(What is being asked): Quote everything from the line containing "localize 41 of" down to the line containing "- bar: [236, 106, 280, 426]", both of those lines included, and nothing else.

(Dataset excerpts):

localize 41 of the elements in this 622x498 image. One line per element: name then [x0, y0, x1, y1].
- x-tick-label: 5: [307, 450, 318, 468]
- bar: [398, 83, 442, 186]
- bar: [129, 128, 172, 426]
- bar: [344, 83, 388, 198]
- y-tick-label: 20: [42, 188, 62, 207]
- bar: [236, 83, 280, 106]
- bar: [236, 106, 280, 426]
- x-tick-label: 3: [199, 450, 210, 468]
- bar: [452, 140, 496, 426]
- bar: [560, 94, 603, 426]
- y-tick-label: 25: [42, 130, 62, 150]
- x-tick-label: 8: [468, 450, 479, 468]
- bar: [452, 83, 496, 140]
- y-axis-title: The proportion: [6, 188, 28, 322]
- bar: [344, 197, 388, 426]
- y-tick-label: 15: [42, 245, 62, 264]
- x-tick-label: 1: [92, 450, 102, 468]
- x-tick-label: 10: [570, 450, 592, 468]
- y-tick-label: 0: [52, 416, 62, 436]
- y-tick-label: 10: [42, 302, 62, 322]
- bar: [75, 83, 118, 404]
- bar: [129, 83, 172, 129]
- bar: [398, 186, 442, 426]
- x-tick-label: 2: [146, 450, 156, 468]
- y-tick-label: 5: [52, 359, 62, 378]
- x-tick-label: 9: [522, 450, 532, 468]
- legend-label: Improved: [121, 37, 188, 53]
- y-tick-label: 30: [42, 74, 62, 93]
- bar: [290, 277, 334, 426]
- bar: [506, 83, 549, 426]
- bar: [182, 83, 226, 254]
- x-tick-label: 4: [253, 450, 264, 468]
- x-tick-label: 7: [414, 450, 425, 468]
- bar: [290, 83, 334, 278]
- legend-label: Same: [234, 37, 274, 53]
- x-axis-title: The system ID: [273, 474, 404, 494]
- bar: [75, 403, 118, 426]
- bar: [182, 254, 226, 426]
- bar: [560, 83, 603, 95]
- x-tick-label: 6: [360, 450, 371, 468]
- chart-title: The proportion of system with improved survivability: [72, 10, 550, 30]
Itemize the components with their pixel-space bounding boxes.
--
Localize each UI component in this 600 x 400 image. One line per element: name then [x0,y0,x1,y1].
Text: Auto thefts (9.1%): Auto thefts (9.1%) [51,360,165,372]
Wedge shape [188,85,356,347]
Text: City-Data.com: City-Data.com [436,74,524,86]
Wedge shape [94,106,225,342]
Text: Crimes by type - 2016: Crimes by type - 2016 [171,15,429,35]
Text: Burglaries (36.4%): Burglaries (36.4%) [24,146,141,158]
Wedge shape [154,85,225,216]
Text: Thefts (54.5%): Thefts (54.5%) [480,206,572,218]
--
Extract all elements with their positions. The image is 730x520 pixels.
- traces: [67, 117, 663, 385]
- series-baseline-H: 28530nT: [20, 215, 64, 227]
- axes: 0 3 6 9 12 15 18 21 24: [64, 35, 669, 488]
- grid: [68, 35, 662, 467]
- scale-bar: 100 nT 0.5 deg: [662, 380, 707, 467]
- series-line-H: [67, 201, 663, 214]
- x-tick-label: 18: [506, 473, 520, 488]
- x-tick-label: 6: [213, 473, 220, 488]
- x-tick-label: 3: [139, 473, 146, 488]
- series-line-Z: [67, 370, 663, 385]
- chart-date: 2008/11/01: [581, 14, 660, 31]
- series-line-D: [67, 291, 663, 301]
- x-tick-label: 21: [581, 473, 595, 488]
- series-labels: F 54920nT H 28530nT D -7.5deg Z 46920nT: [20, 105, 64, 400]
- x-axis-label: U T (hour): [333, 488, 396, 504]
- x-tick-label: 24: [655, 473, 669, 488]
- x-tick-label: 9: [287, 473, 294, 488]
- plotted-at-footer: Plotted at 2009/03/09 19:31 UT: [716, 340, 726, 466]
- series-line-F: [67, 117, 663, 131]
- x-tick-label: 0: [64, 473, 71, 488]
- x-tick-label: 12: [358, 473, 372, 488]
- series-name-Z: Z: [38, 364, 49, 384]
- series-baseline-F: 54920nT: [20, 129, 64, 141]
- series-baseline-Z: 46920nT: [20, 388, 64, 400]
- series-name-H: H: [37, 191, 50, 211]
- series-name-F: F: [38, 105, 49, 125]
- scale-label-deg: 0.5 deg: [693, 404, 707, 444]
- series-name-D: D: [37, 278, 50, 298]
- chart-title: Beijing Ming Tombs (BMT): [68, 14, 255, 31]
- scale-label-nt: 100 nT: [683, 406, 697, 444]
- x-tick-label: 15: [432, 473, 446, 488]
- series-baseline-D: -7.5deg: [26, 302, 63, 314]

(The reply):
localize 41 of the elements in this 622x498 image. One line per element: name then [x0, y0, x1, y1].
- x-tick-label: 5: [307, 450, 318, 468]
- bar: [398, 83, 442, 186]
- bar: [129, 128, 172, 426]
- bar: [344, 83, 388, 198]
- y-tick-label: 20: [42, 188, 62, 207]
- bar: [236, 83, 280, 106]
- bar: [236, 106, 280, 426]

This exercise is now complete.